--- Start of Supplied data ---

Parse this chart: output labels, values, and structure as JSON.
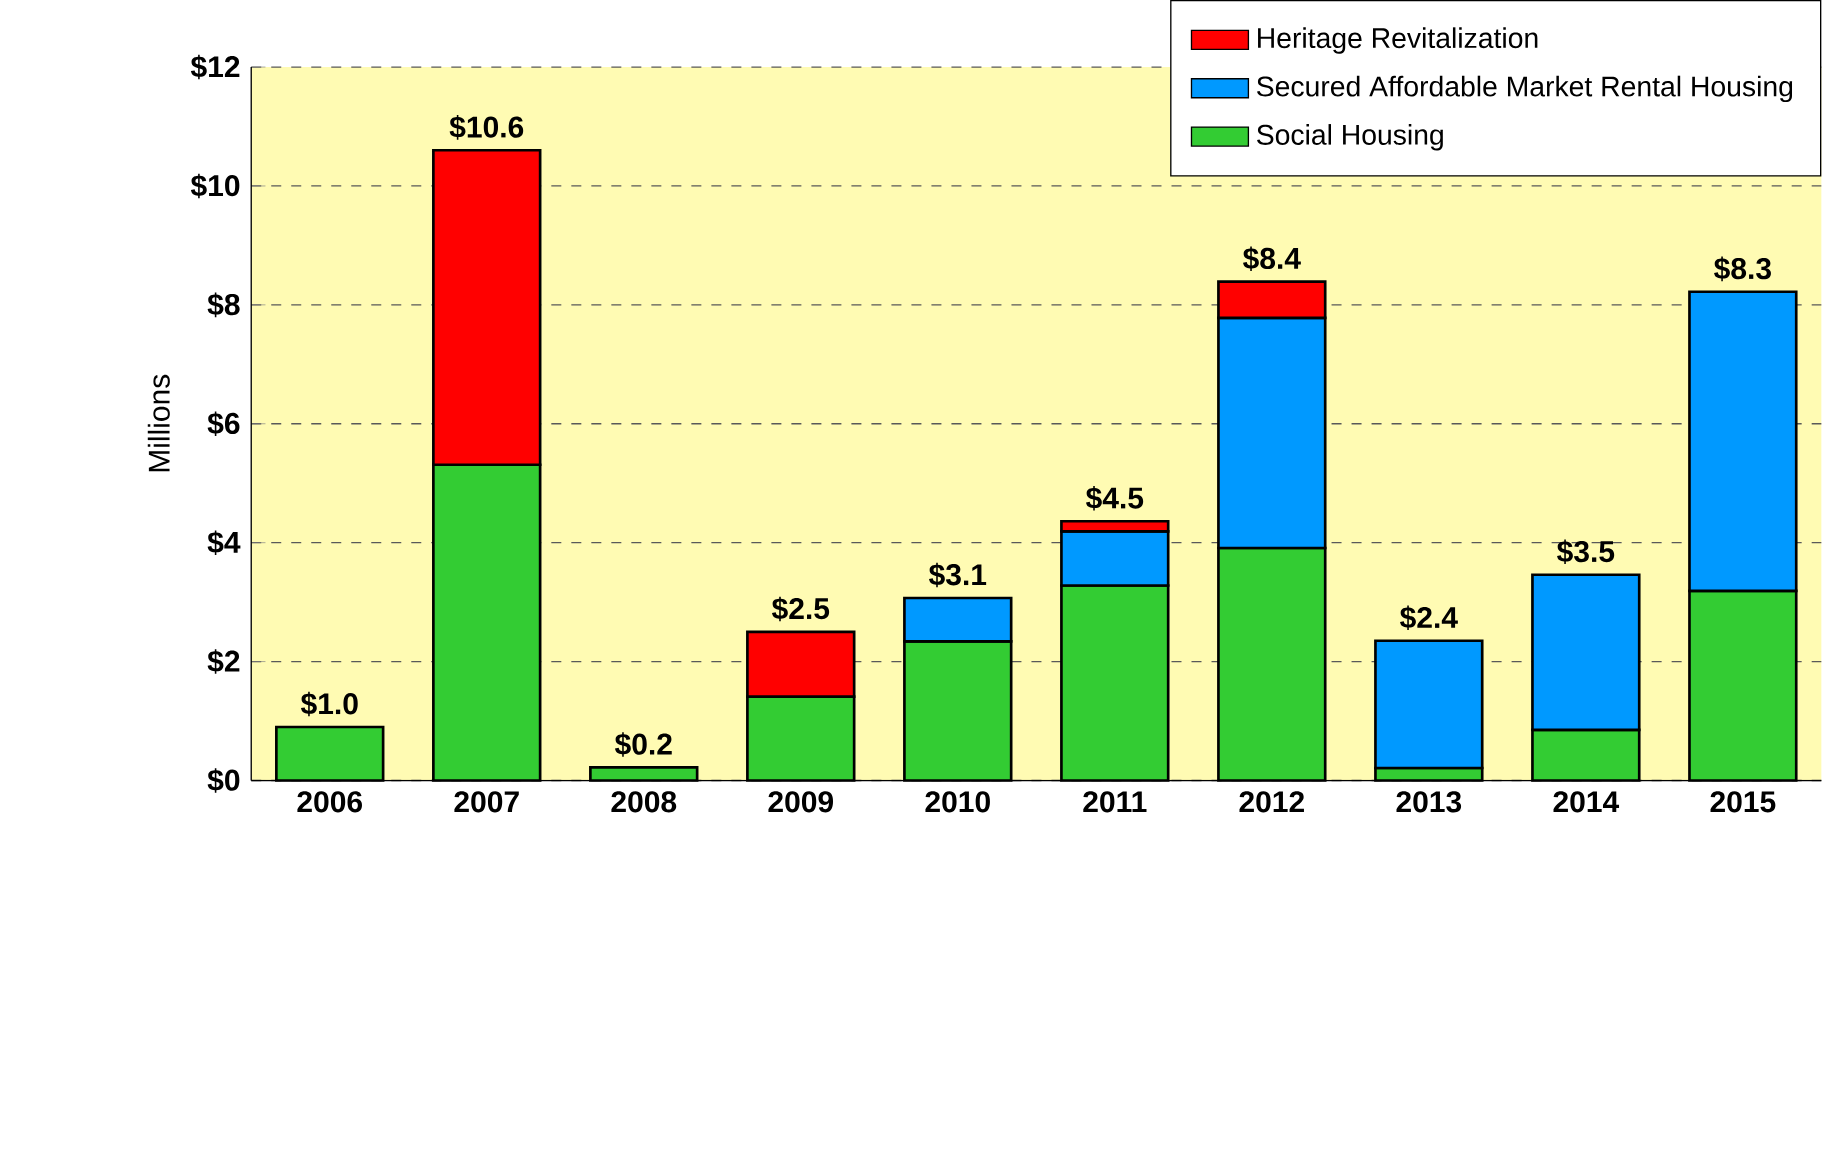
{
  "chart_data": {
    "type": "bar",
    "stacked": true,
    "ylabel": "Millions",
    "categories": [
      "2006",
      "2007",
      "2008",
      "2009",
      "2010",
      "2011",
      "2012",
      "2013",
      "2014",
      "2015"
    ],
    "series": [
      {
        "name": "Social Housing",
        "color": "#33cc33",
        "values": [
          0.9,
          5.31,
          0.22,
          1.41,
          2.34,
          3.28,
          3.91,
          0.21,
          0.85,
          3.19
        ]
      },
      {
        "name": "Secured Affordable Market Rental Housing",
        "color": "#0099ff",
        "values": [
          null,
          null,
          null,
          null,
          0.73,
          0.91,
          3.87,
          2.14,
          2.61,
          5.03
        ]
      },
      {
        "name": "Heritage Revitalization",
        "color": "#ff0000",
        "values": [
          null,
          5.29,
          null,
          1.09,
          null,
          0.17,
          0.61,
          null,
          null,
          null
        ]
      }
    ],
    "totals": [
      "$1.0",
      "$10.6",
      "$0.2",
      "$2.5",
      "$3.1",
      "$4.5",
      "$8.4",
      "$2.4",
      "$3.5",
      "$8.3"
    ],
    "ylim": [
      0,
      12
    ],
    "yticks": [
      {
        "value": 0,
        "label": "$0"
      },
      {
        "value": 2,
        "label": "$2"
      },
      {
        "value": 4,
        "label": "$4"
      },
      {
        "value": 6,
        "label": "$6"
      },
      {
        "value": 8,
        "label": "$8"
      },
      {
        "value": 10,
        "label": "$10"
      },
      {
        "value": 12,
        "label": "$12"
      }
    ],
    "grid": "y",
    "legend": "top right"
  }
}
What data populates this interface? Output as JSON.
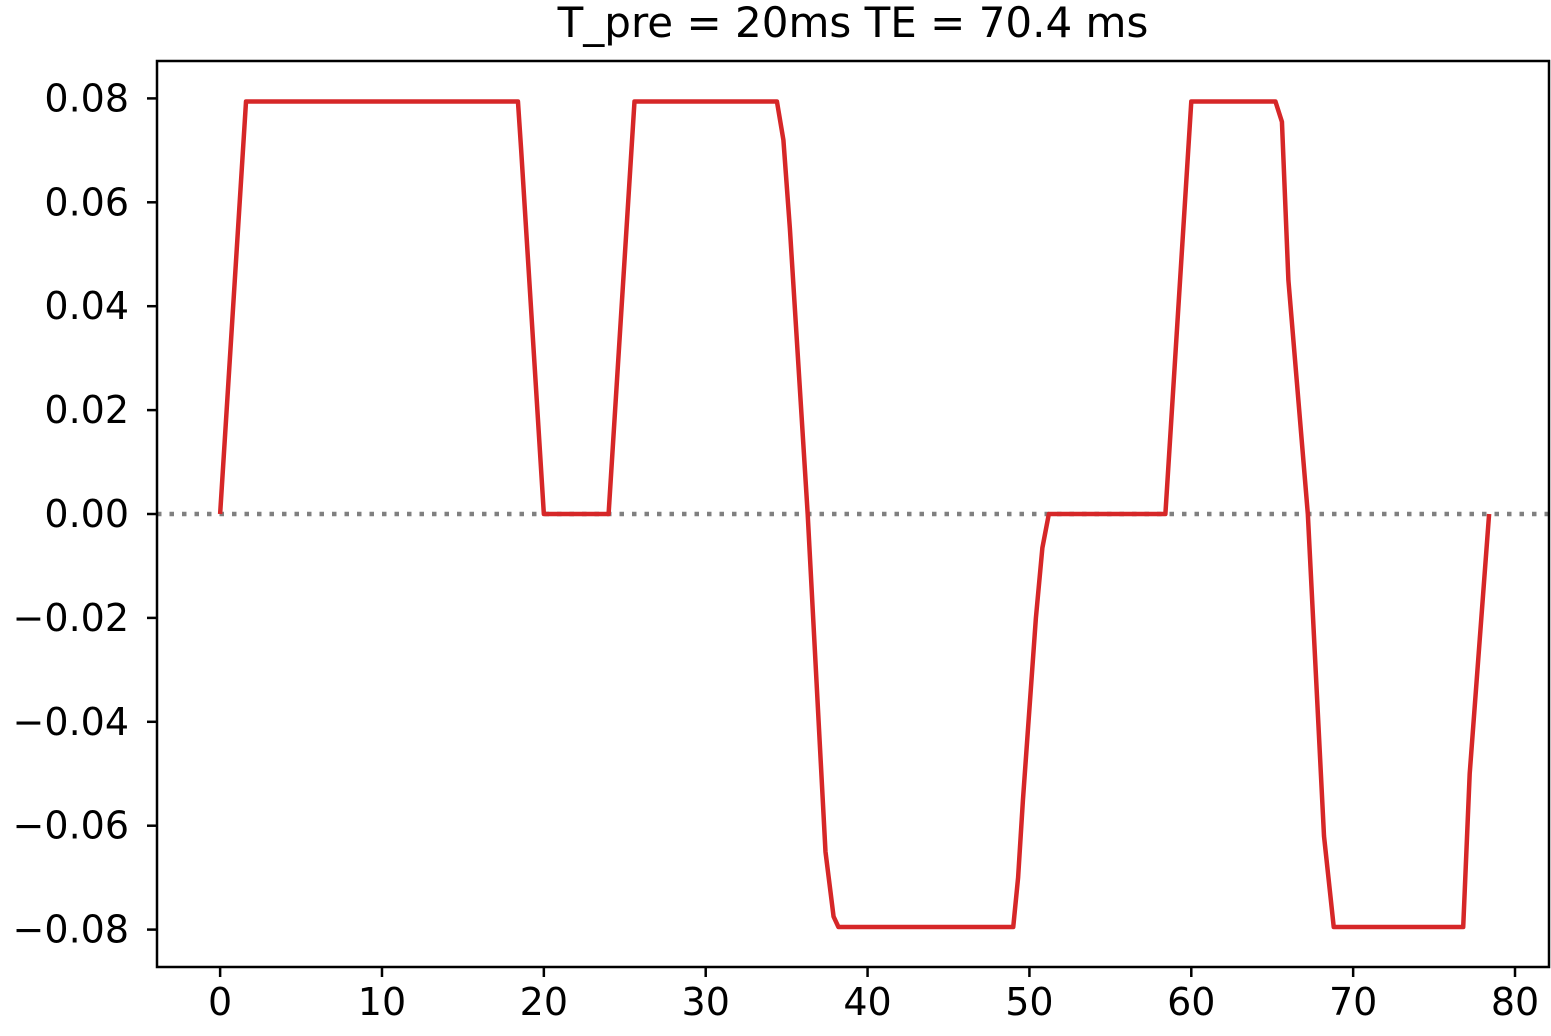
{
  "chart_data": {
    "type": "line",
    "title": "T_pre = 20ms  TE = 70.4 ms",
    "xlabel": "",
    "ylabel": "",
    "xlim": [
      -3.9,
      82.1
    ],
    "ylim": [
      -0.0872,
      0.0872
    ],
    "xticks": [
      0,
      10,
      20,
      30,
      40,
      50,
      60,
      70,
      80
    ],
    "xtick_labels": [
      "0",
      "10",
      "20",
      "30",
      "40",
      "50",
      "60",
      "70",
      "80"
    ],
    "yticks": [
      0.08,
      0.06,
      0.04,
      0.02,
      0.0,
      -0.02,
      -0.04,
      -0.06,
      -0.08
    ],
    "ytick_labels": [
      "0.08",
      "0.06",
      "0.04",
      "0.02",
      "0.00",
      "−0.02",
      "−0.04",
      "−0.06",
      "−0.08"
    ],
    "grid": false,
    "zero_line": {
      "value": 0,
      "style": "dotted",
      "color": "#808080"
    },
    "series": [
      {
        "color": "#d62728",
        "points": [
          [
            0.0,
            0.0
          ],
          [
            1.6,
            0.0794
          ],
          [
            18.4,
            0.0794
          ],
          [
            18.6,
            0.07
          ],
          [
            20.0,
            0.0
          ],
          [
            24.0,
            0.0
          ],
          [
            25.6,
            0.0794
          ],
          [
            34.4,
            0.0794
          ],
          [
            34.8,
            0.072
          ],
          [
            35.2,
            0.055
          ],
          [
            36.3,
            0.0
          ],
          [
            37.4,
            -0.065
          ],
          [
            37.9,
            -0.0775
          ],
          [
            38.2,
            -0.0795
          ],
          [
            49.0,
            -0.0795
          ],
          [
            49.3,
            -0.07
          ],
          [
            49.6,
            -0.055
          ],
          [
            50.4,
            -0.02
          ],
          [
            50.8,
            -0.0065
          ],
          [
            51.2,
            0.0
          ],
          [
            58.4,
            0.0
          ],
          [
            60.0,
            0.0794
          ],
          [
            65.2,
            0.0794
          ],
          [
            65.6,
            0.0755
          ],
          [
            66.0,
            0.045
          ],
          [
            67.2,
            0.0
          ],
          [
            68.2,
            -0.062
          ],
          [
            68.8,
            -0.0795
          ],
          [
            76.8,
            -0.0795
          ],
          [
            77.2,
            -0.05
          ],
          [
            78.4,
            0.0
          ]
        ]
      }
    ]
  }
}
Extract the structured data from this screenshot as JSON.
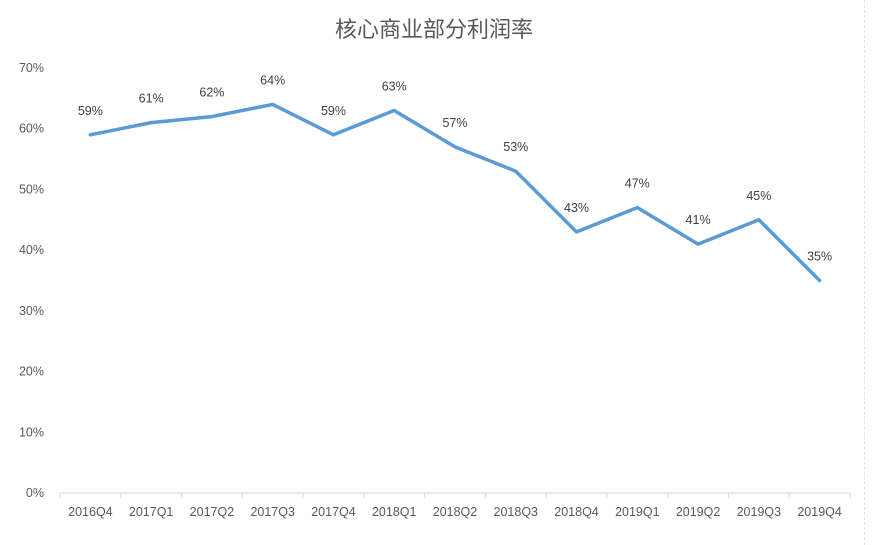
{
  "chart_data": {
    "type": "line",
    "title": "核心商业部分利润率",
    "xlabel": "",
    "ylabel": "",
    "categories": [
      "2016Q4",
      "2017Q1",
      "2017Q2",
      "2017Q3",
      "2017Q4",
      "2018Q1",
      "2018Q2",
      "2018Q3",
      "2018Q4",
      "2019Q1",
      "2019Q2",
      "2019Q3",
      "2019Q4"
    ],
    "series": [
      {
        "values": [
          59,
          61,
          62,
          64,
          59,
          63,
          57,
          53,
          43,
          47,
          41,
          45,
          35
        ],
        "data_labels": [
          "59%",
          "61%",
          "62%",
          "64%",
          "59%",
          "63%",
          "57%",
          "53%",
          "43%",
          "47%",
          "41%",
          "45%",
          "35%"
        ],
        "color": "#5b9bd5"
      }
    ],
    "ylim": [
      0,
      70
    ],
    "y_ticks": [
      0,
      10,
      20,
      30,
      40,
      50,
      60,
      70
    ],
    "y_tick_labels": [
      "0%",
      "10%",
      "20%",
      "30%",
      "40%",
      "50%",
      "60%",
      "70%"
    ],
    "grid": false,
    "legend": "none",
    "axis_color": "#d9d9d9",
    "text_color": "#595959"
  }
}
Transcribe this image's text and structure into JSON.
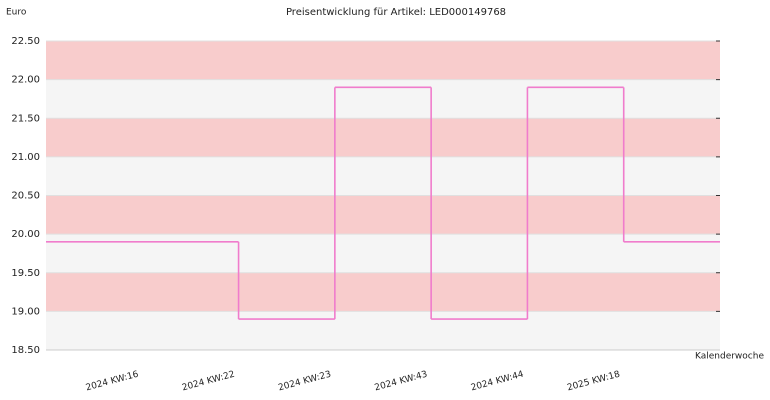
{
  "chart_data": {
    "type": "step",
    "title": "Preisentwicklung für Artikel: LED000149768",
    "y_label": "Euro",
    "x_label": "Kalenderwoche",
    "categories": [
      "2024 KW:16",
      "2024 KW:22",
      "2024 KW:23",
      "2024 KW:43",
      "2024 KW:44",
      "2025 KW:18"
    ],
    "values": [
      19.9,
      18.9,
      21.9,
      18.9,
      21.9,
      19.9
    ],
    "color": "#f07ccc",
    "ylim": [
      18.5,
      22.5
    ],
    "yticks": [
      {
        "value": 18.5,
        "label": "18.50"
      },
      {
        "value": 19,
        "label": "19.00"
      },
      {
        "value": 19.5,
        "label": "19.50"
      },
      {
        "value": 20,
        "label": "20.00"
      },
      {
        "value": 20.5,
        "label": "20.50"
      },
      {
        "value": 21,
        "label": "21.00"
      },
      {
        "value": 21.5,
        "label": "21.50"
      },
      {
        "value": 22,
        "label": "22.00"
      },
      {
        "value": 22.5,
        "label": "22.50"
      }
    ],
    "band_colors": [
      "#f5f5f5",
      "#f8cccc"
    ]
  }
}
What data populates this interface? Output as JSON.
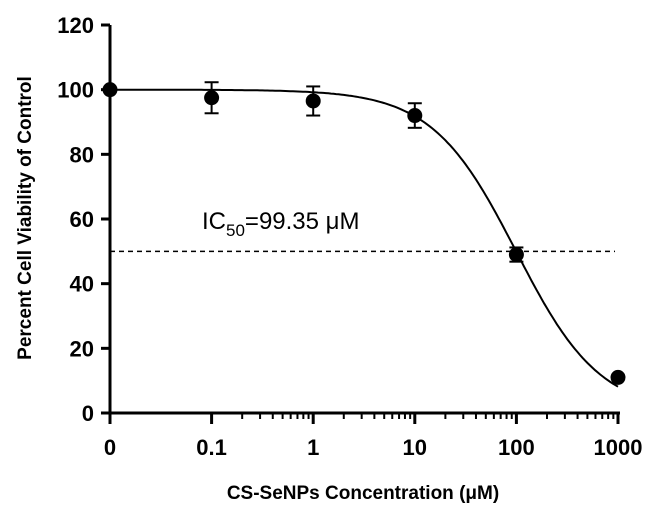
{
  "chart_data": {
    "type": "scatter",
    "title": "",
    "xlabel": "CS-SeNPs Concentration (μM)",
    "ylabel": "Percent Cell Viability of Control",
    "x_scale": "log",
    "x_ticks": [
      "0",
      "0.1",
      "1",
      "10",
      "100",
      "1000"
    ],
    "y_ticks": [
      "0",
      "20",
      "40",
      "60",
      "80",
      "100",
      "120"
    ],
    "ylim": [
      0,
      120
    ],
    "grid": false,
    "points": [
      {
        "x": "0",
        "y": 100,
        "err": 0
      },
      {
        "x": "0.1",
        "y": 97.5,
        "err": 4.8
      },
      {
        "x": "1",
        "y": 96.5,
        "err": 4.5
      },
      {
        "x": "10",
        "y": 92,
        "err": 3.8
      },
      {
        "x": "100",
        "y": 49,
        "err": 2.2
      },
      {
        "x": "1000",
        "y": 11,
        "err": 0
      }
    ],
    "fit_curve": {
      "top": 100,
      "bottom": 0,
      "ic50": 99.35,
      "hill": 1.05
    },
    "reference_line": {
      "y": 50,
      "style": "dashed"
    },
    "annotation": {
      "base": "IC",
      "subscript": "50",
      "rest": "=99.35 μM"
    },
    "colors": {
      "marker": "#000000",
      "line": "#000000"
    }
  }
}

--- End of Supplied data ---

Exercise prompt.
Reproduce every entry word for word, but skip any pictures.

Full response.
Parse this chart: output labels, values, and structure as JSON.
{
  "chart_data": {
    "type": "bar",
    "stacked": true,
    "ylabel": "Millions",
    "categories": [
      "2006",
      "2007",
      "2008",
      "2009",
      "2010",
      "2011",
      "2012",
      "2013",
      "2014",
      "2015"
    ],
    "series": [
      {
        "name": "Social Housing",
        "color": "#33cc33",
        "values": [
          0.9,
          5.31,
          0.22,
          1.41,
          2.34,
          3.28,
          3.91,
          0.21,
          0.85,
          3.19
        ]
      },
      {
        "name": "Secured Affordable Market Rental Housing",
        "color": "#0099ff",
        "values": [
          null,
          null,
          null,
          null,
          0.73,
          0.91,
          3.87,
          2.14,
          2.61,
          5.03
        ]
      },
      {
        "name": "Heritage Revitalization",
        "color": "#ff0000",
        "values": [
          null,
          5.29,
          null,
          1.09,
          null,
          0.17,
          0.61,
          null,
          null,
          null
        ]
      }
    ],
    "totals": [
      "$1.0",
      "$10.6",
      "$0.2",
      "$2.5",
      "$3.1",
      "$4.5",
      "$8.4",
      "$2.4",
      "$3.5",
      "$8.3"
    ],
    "ylim": [
      0,
      12
    ],
    "yticks": [
      {
        "value": 0,
        "label": "$0"
      },
      {
        "value": 2,
        "label": "$2"
      },
      {
        "value": 4,
        "label": "$4"
      },
      {
        "value": 6,
        "label": "$6"
      },
      {
        "value": 8,
        "label": "$8"
      },
      {
        "value": 10,
        "label": "$10"
      },
      {
        "value": 12,
        "label": "$12"
      }
    ],
    "grid": "y",
    "legend": "top right"
  }
}
What data populates this interface? Output as JSON.
{
  "chart_data": {
    "type": "line",
    "title": "T_pre = 20ms  TE = 70.4 ms",
    "xlabel": "",
    "ylabel": "",
    "xlim": [
      -3.9,
      82.1
    ],
    "ylim": [
      -0.0872,
      0.0872
    ],
    "xticks": [
      0,
      10,
      20,
      30,
      40,
      50,
      60,
      70,
      80
    ],
    "xtick_labels": [
      "0",
      "10",
      "20",
      "30",
      "40",
      "50",
      "60",
      "70",
      "80"
    ],
    "yticks": [
      0.08,
      0.06,
      0.04,
      0.02,
      0.0,
      -0.02,
      -0.04,
      -0.06,
      -0.08
    ],
    "ytick_labels": [
      "0.08",
      "0.06",
      "0.04",
      "0.02",
      "0.00",
      "−0.02",
      "−0.04",
      "−0.06",
      "−0.08"
    ],
    "grid": false,
    "zero_line": {
      "value": 0,
      "style": "dotted",
      "color": "#808080"
    },
    "series": [
      {
        "color": "#d62728",
        "points": [
          [
            0.0,
            0.0
          ],
          [
            1.6,
            0.0794
          ],
          [
            18.4,
            0.0794
          ],
          [
            18.6,
            0.07
          ],
          [
            20.0,
            0.0
          ],
          [
            24.0,
            0.0
          ],
          [
            25.6,
            0.0794
          ],
          [
            34.4,
            0.0794
          ],
          [
            34.8,
            0.072
          ],
          [
            35.2,
            0.055
          ],
          [
            36.3,
            0.0
          ],
          [
            37.4,
            -0.065
          ],
          [
            37.9,
            -0.0775
          ],
          [
            38.2,
            -0.0795
          ],
          [
            49.0,
            -0.0795
          ],
          [
            49.3,
            -0.07
          ],
          [
            49.6,
            -0.055
          ],
          [
            50.4,
            -0.02
          ],
          [
            50.8,
            -0.0065
          ],
          [
            51.2,
            0.0
          ],
          [
            58.4,
            0.0
          ],
          [
            60.0,
            0.0794
          ],
          [
            65.2,
            0.0794
          ],
          [
            65.6,
            0.0755
          ],
          [
            66.0,
            0.045
          ],
          [
            67.2,
            0.0
          ],
          [
            68.2,
            -0.062
          ],
          [
            68.8,
            -0.0795
          ],
          [
            76.8,
            -0.0795
          ],
          [
            77.2,
            -0.05
          ],
          [
            78.4,
            0.0
          ]
        ]
      }
    ]
  }
}
Extract the structured data from this screenshot as JSON.
{
  "chart_data": {
    "type": "line",
    "title": "核心商业部分利润率",
    "xlabel": "",
    "ylabel": "",
    "categories": [
      "2016Q4",
      "2017Q1",
      "2017Q2",
      "2017Q3",
      "2017Q4",
      "2018Q1",
      "2018Q2",
      "2018Q3",
      "2018Q4",
      "2019Q1",
      "2019Q2",
      "2019Q3",
      "2019Q4"
    ],
    "series": [
      {
        "values": [
          59,
          61,
          62,
          64,
          59,
          63,
          57,
          53,
          43,
          47,
          41,
          45,
          35
        ],
        "data_labels": [
          "59%",
          "61%",
          "62%",
          "64%",
          "59%",
          "63%",
          "57%",
          "53%",
          "43%",
          "47%",
          "41%",
          "45%",
          "35%"
        ],
        "color": "#5b9bd5"
      }
    ],
    "ylim": [
      0,
      70
    ],
    "y_ticks": [
      0,
      10,
      20,
      30,
      40,
      50,
      60,
      70
    ],
    "y_tick_labels": [
      "0%",
      "10%",
      "20%",
      "30%",
      "40%",
      "50%",
      "60%",
      "70%"
    ],
    "grid": false,
    "legend": "none",
    "axis_color": "#d9d9d9",
    "text_color": "#595959"
  }
}
Transcribe this image's text and structure into JSON.
{
  "chart_data": {
    "type": "step",
    "title": "Preisentwicklung für Artikel: LED000149768",
    "y_label": "Euro",
    "x_label": "Kalenderwoche",
    "categories": [
      "2024 KW:16",
      "2024 KW:22",
      "2024 KW:23",
      "2024 KW:43",
      "2024 KW:44",
      "2025 KW:18"
    ],
    "values": [
      19.9,
      18.9,
      21.9,
      18.9,
      21.9,
      19.9
    ],
    "color": "#f07ccc",
    "ylim": [
      18.5,
      22.5
    ],
    "yticks": [
      {
        "value": 18.5,
        "label": "18.50"
      },
      {
        "value": 19,
        "label": "19.00"
      },
      {
        "value": 19.5,
        "label": "19.50"
      },
      {
        "value": 20,
        "label": "20.00"
      },
      {
        "value": 20.5,
        "label": "20.50"
      },
      {
        "value": 21,
        "label": "21.00"
      },
      {
        "value": 21.5,
        "label": "21.50"
      },
      {
        "value": 22,
        "label": "22.00"
      },
      {
        "value": 22.5,
        "label": "22.50"
      }
    ],
    "band_colors": [
      "#f5f5f5",
      "#f8cccc"
    ]
  }
}
What data populates this interface? Output as JSON.
{
  "chart_data": {
    "type": "scatter",
    "title": "",
    "xlabel": "CS-SeNPs Concentration (μM)",
    "ylabel": "Percent Cell Viability of Control",
    "x_scale": "log",
    "x_ticks": [
      "0",
      "0.1",
      "1",
      "10",
      "100",
      "1000"
    ],
    "y_ticks": [
      "0",
      "20",
      "40",
      "60",
      "80",
      "100",
      "120"
    ],
    "ylim": [
      0,
      120
    ],
    "grid": false,
    "points": [
      {
        "x": "0",
        "y": 100,
        "err": 0
      },
      {
        "x": "0.1",
        "y": 97.5,
        "err": 4.8
      },
      {
        "x": "1",
        "y": 96.5,
        "err": 4.5
      },
      {
        "x": "10",
        "y": 92,
        "err": 3.8
      },
      {
        "x": "100",
        "y": 49,
        "err": 2.2
      },
      {
        "x": "1000",
        "y": 11,
        "err": 0
      }
    ],
    "fit_curve": {
      "top": 100,
      "bottom": 0,
      "ic50": 99.35,
      "hill": 1.05
    },
    "reference_line": {
      "y": 50,
      "style": "dashed"
    },
    "annotation": {
      "base": "IC",
      "subscript": "50",
      "rest": "=99.35 μM"
    },
    "colors": {
      "marker": "#000000",
      "line": "#000000"
    }
  }
}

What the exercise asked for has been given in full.